>> Begin Record list

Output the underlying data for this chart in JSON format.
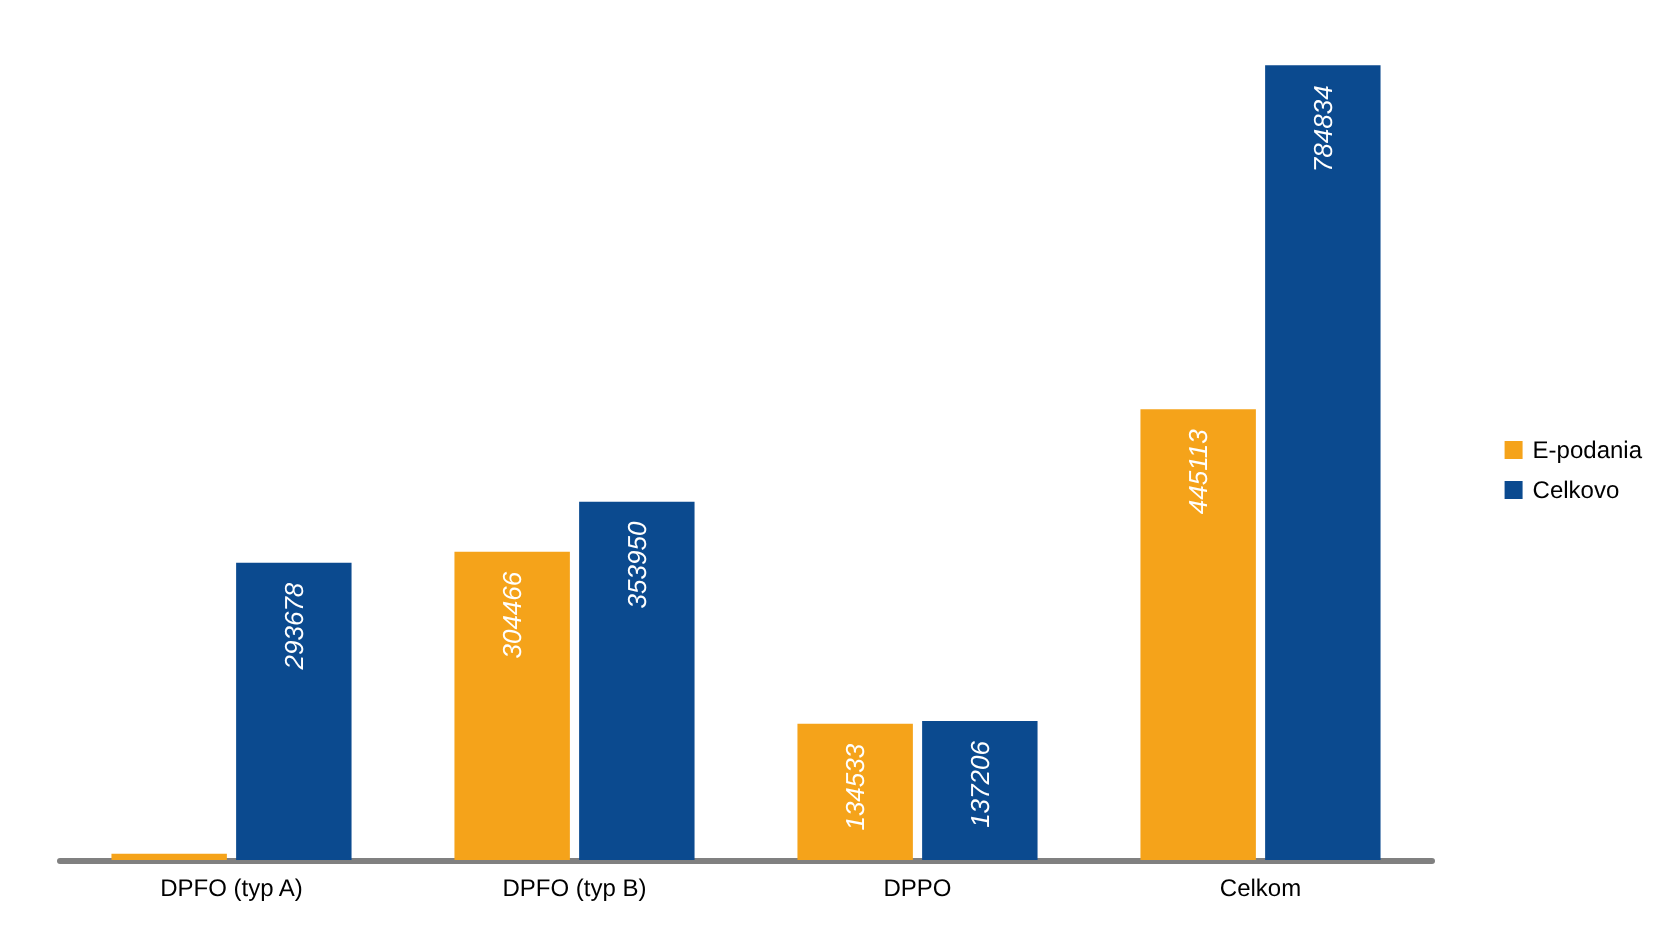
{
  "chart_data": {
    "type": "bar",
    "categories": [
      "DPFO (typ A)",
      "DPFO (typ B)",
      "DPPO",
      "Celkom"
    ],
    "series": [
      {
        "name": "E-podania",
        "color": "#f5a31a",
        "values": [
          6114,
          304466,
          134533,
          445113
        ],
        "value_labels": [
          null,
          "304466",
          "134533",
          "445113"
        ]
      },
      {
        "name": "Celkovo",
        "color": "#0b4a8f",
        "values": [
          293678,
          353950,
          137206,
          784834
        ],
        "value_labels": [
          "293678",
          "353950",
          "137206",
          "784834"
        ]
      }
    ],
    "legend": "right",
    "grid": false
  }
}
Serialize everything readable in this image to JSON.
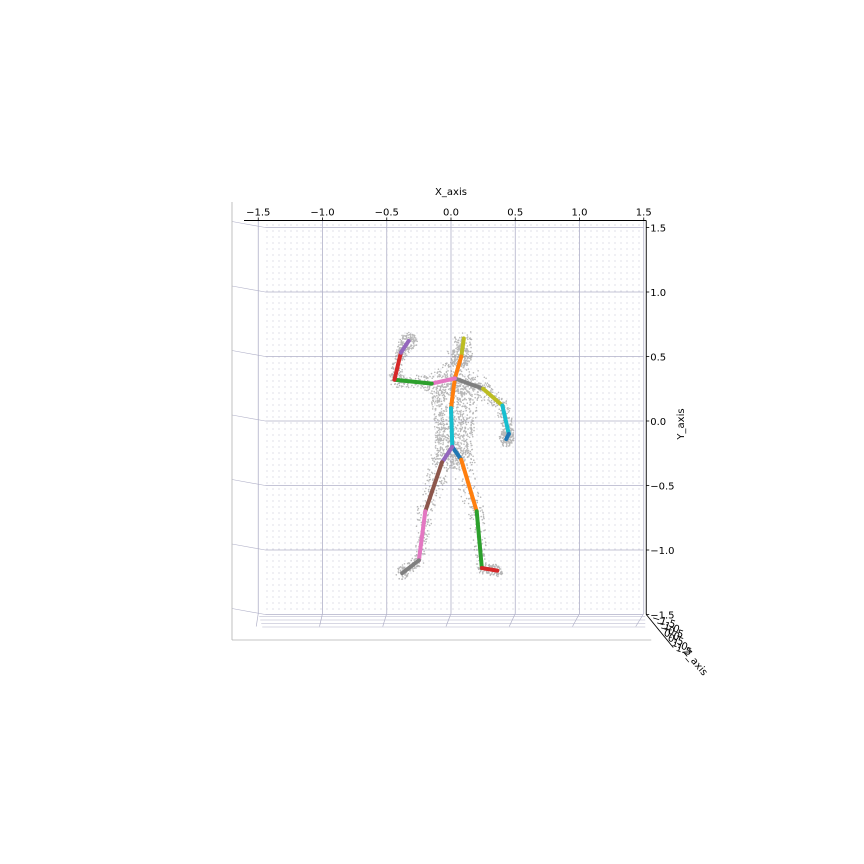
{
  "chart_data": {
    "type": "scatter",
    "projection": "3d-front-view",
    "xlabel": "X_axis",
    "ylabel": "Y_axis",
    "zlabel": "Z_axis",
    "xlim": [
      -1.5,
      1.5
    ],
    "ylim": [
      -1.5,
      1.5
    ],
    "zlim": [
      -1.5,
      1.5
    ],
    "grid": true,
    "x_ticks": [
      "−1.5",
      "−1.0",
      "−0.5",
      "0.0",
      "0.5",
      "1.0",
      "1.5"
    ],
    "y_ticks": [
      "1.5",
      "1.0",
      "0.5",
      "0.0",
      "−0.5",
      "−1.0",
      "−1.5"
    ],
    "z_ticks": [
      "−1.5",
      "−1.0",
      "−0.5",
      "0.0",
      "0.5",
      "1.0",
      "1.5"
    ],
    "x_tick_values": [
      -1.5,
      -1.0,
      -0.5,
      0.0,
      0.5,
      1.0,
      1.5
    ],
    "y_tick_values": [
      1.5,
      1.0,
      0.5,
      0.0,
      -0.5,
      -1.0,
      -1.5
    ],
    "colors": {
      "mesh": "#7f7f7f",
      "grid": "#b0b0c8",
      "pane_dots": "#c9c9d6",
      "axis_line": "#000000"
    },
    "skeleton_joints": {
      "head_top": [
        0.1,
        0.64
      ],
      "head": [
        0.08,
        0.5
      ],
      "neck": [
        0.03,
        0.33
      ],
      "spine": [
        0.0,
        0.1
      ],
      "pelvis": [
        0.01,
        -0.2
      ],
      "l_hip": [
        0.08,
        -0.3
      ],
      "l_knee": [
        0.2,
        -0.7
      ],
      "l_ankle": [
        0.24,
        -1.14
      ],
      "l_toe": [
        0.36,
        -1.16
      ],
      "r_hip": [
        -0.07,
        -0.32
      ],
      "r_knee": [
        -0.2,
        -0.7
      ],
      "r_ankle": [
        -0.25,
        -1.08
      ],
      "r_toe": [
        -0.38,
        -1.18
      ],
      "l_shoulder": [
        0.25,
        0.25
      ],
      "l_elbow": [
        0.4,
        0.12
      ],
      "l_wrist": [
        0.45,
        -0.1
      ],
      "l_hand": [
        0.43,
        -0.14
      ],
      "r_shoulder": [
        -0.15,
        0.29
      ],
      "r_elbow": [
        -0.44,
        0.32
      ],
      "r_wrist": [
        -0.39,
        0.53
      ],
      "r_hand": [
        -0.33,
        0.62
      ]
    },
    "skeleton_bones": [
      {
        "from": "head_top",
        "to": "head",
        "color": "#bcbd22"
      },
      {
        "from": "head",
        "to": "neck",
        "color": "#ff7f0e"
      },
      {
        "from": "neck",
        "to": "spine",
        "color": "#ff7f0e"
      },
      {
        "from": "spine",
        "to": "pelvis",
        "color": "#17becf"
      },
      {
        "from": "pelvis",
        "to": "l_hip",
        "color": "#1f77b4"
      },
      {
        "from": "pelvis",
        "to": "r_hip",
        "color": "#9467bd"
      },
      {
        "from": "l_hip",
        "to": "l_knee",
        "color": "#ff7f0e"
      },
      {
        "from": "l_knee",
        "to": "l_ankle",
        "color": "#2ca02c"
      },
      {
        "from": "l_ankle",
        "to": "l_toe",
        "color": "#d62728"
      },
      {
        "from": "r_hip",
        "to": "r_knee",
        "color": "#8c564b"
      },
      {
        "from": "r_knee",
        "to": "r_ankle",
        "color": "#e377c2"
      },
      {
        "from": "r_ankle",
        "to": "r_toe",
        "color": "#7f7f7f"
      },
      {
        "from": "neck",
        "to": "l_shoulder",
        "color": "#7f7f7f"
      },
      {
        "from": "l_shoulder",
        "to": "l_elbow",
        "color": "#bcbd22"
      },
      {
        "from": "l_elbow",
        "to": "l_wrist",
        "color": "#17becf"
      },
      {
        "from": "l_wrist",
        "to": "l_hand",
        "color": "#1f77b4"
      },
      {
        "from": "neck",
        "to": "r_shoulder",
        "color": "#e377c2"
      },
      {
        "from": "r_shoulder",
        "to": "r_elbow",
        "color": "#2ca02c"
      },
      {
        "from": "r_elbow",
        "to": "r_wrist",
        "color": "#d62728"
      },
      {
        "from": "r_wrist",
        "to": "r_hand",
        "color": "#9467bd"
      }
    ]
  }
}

>> End Record list

## What the exercise asks
Go over the records above and tally the lines with the word "this" in them. Give the number alone.

## Exercise answer
2